_Problem_.
Copy all records verbatim.

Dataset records
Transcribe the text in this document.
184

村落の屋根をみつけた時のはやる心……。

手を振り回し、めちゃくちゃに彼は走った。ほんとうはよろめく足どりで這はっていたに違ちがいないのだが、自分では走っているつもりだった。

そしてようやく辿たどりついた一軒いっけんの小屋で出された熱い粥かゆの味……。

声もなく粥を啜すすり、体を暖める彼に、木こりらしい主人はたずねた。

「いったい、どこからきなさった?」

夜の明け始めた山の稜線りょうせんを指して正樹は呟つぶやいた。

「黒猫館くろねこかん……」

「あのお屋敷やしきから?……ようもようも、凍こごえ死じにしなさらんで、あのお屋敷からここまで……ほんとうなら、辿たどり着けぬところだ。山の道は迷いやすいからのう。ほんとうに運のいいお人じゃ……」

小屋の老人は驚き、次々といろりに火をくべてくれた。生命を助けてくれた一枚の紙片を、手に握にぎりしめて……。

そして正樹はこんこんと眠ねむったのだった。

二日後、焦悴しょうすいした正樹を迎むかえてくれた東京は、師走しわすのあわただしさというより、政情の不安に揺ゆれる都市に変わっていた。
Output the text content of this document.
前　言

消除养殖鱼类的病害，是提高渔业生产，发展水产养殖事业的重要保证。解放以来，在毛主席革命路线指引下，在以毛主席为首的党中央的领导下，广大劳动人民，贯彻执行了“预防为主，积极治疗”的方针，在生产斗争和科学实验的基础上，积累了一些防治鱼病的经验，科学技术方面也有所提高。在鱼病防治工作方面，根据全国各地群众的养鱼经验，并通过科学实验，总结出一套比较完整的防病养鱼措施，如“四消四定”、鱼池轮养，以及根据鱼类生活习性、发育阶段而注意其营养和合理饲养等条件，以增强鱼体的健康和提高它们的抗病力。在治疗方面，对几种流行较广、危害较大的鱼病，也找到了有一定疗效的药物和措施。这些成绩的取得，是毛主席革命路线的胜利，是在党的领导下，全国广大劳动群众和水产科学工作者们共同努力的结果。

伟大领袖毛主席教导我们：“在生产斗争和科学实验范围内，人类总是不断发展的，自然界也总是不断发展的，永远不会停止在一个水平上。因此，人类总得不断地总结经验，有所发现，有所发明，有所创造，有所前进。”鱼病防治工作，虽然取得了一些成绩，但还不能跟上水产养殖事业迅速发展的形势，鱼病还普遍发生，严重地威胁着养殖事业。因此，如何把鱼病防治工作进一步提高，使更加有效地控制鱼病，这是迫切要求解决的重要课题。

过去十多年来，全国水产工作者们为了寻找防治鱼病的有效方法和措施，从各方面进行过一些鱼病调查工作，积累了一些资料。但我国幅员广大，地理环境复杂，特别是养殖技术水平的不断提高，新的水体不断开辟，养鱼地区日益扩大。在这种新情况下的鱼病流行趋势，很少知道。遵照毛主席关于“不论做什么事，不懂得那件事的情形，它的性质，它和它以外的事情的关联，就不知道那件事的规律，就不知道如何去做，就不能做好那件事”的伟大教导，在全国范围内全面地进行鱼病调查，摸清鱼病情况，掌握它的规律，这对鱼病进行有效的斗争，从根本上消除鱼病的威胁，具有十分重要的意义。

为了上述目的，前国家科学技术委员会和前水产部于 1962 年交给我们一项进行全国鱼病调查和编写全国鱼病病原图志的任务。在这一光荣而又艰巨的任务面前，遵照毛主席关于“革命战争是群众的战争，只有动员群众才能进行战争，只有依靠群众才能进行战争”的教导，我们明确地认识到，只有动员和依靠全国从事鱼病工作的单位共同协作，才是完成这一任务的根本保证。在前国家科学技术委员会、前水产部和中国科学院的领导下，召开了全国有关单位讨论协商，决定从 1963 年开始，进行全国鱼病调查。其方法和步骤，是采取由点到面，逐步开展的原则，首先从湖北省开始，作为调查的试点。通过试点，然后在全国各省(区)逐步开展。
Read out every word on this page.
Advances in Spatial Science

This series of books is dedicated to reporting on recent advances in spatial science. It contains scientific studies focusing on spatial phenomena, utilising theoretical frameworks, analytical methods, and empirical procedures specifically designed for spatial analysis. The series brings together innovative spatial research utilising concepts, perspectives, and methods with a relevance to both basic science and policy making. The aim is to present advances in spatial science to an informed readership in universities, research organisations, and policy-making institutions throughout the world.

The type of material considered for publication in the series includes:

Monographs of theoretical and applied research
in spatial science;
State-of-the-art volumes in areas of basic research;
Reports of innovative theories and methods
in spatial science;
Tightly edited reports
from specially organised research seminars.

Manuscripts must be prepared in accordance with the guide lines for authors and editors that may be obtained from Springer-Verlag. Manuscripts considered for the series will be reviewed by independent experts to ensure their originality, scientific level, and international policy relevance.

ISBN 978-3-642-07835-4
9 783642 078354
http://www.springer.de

_Result for this exercise_.
Transcribe the text in this document.
184

村落の屋根をみつけた時のはやる心……。

手を振り回し、めちゃくちゃに彼は走った。ほんとうはよろめく足どりで這はっていたに違ちがいないのだが、自分では走っているつもりだった。

そしてようやく辿たどりついた一軒いっけんの小屋で出された熱い粥かゆの味……。

声もなく粥を啜すすり、体を暖める彼に、木こりらしい主人はたずねた。

「いったい、どこからきなさった?」

夜の明け始めた山の稜線りょうせんを指して正樹は呟つぶやいた。

「黒猫館くろねこかん……」

「あのお屋敷やしきから?……ようもようも、凍こごえ死じにしなさらんで、あのお屋敷からここまで……ほんとうなら、辿たどり着けぬところだ。山の道は迷いやすいからのう。ほんとうに運のいいお人じゃ……」

小屋の老人は驚き、次々といろりに火をくべてくれた。生命を助けてくれた一枚の紙片を、手に握にぎりしめて……。

そして正樹はこんこんと眠ねむったのだった。

二日後、焦悴しょうすいした正樹を迎むかえてくれた東京は、師走しわすのあわただしさというより、政情の不安に揺ゆれる都市に変わっていた。
Output the text content of this document.
前　言

消除养殖鱼类的病害，是提高渔业生产，发展水产养殖事业的重要保证。解放以来，在毛主席革命路线指引下，在以毛主席为首的党中央的领导下，广大劳动人民，贯彻执行了“预防为主，积极治疗”的方针，在生产斗争和科学实验的基础上，积累了一些防治鱼病的经验，科学技术方面也有所提高。在鱼病防治工作方面，根据全国各地群众的养鱼经验，并通过科学实验，总结出一套比较完整的防病养鱼措施，如“四消四定”、鱼池轮养，以及根据鱼类生活习性、发育阶段而注意其营养和合理饲养等条件，以增强鱼体的健康和提高它们的抗病力。在治疗方面，对几种流行较广、危害较大的鱼病，也找到了有一定疗效的药物和措施。这些成绩的取得，是毛主席革命路线的胜利，是在党的领导下，全国广大劳动群众和水产科学工作者们共同努力的结果。

伟大领袖毛主席教导我们：“在生产斗争和科学实验范围内，人类总是不断发展的，自然界也总是不断发展的，永远不会停止在一个水平上。因此，人类总得不断地总结经验，有所发现，有所发明，有所创造，有所前进。”鱼病防治工作，虽然取得了一些成绩，但还不能跟上水产养殖事业迅速发展的形势，鱼病还普遍发生，严重地威胁着养殖事业。因此，如何把鱼病防治工作进一步提高，使更加有效地控制鱼病，这是迫切要求解决的重要课题。

过去十多年来，全国水产工作者们为了寻找防治鱼病的有效方法和措施，从各方面进行过一些鱼病调查工作，积累了一些资料。但我国幅员广大，地理环境复杂，特别是养殖技术水平的不断提高，新的水体不断开辟，养鱼地区日益扩大。在这种新情况下的鱼病流行趋势，很少知道。遵照毛主席关于“不论做什么事，不懂得那件事的情形，它的性质，它和它以外的事情的关联，就不知道那件事的规律，就不知道如何去做，就不能做好那件事”的伟大教导，在全国范围内全面地进行鱼病调查，摸清鱼病情况，掌握它的规律，这对鱼病进行有效的斗争，从根本上消除鱼病的威胁，具有十分重要的意义。

为了上述目的，前国家科学技术委员会和前水产部于 1962 年交给我们一项进行全国鱼病调查和编写全国鱼病病原图志的任务。在这一光荣而又艰巨的任务面前，遵照毛主席关于“革命战争是群众的战争，只有动员群众才能进行战争，只有依靠群众才能进行战争”的教导，我们明确地认识到，只有动员和依靠全国从事鱼病工作的单位共同协作，才是完成这一任务的根本保证。在前国家科学技术委员会、前水产部和中国科学院的领导下，召开了全国有关单位讨论协商，决定从 1963 年开始，进行全国鱼病调查。其方法和步骤，是采取由点到面，逐步开展的原则，首先从湖北省开始，作为调查的试点。通过试点，然后在全国各省(区)逐步开展。
Read out every word on this page.
Advances in Spatial Science

This series of books is dedicated to reporting on recent advances in spatial science. It contains scientific studies focusing on spatial phenomena, utilising theoretical frameworks, analytical methods, and empirical procedures specifically designed for spatial analysis. The series brings together innovative spatial research utilising concepts, perspectives, and methods with a relevance to both basic science and policy making. The aim is to present advances in spatial science to an informed readership in universities, research organisations, and policy-making institutions throughout the world.

The type of material considered for publication in the series includes:

Monographs of theoretical and applied research
in spatial science;
State-of-the-art volumes in areas of basic research;
Reports of innovative theories and methods
in spatial science;
Tightly edited reports
from specially organised research seminars.

Manuscripts must be prepared in accordance with the guide lines for authors and editors that may be obtained from Springer-Verlag. Manuscripts considered for the series will be reviewed by independent experts to ensure their originality, scientific level, and international policy relevance.

ISBN 978-3-642-07835-4
9 783642 078354
http://www.springer.de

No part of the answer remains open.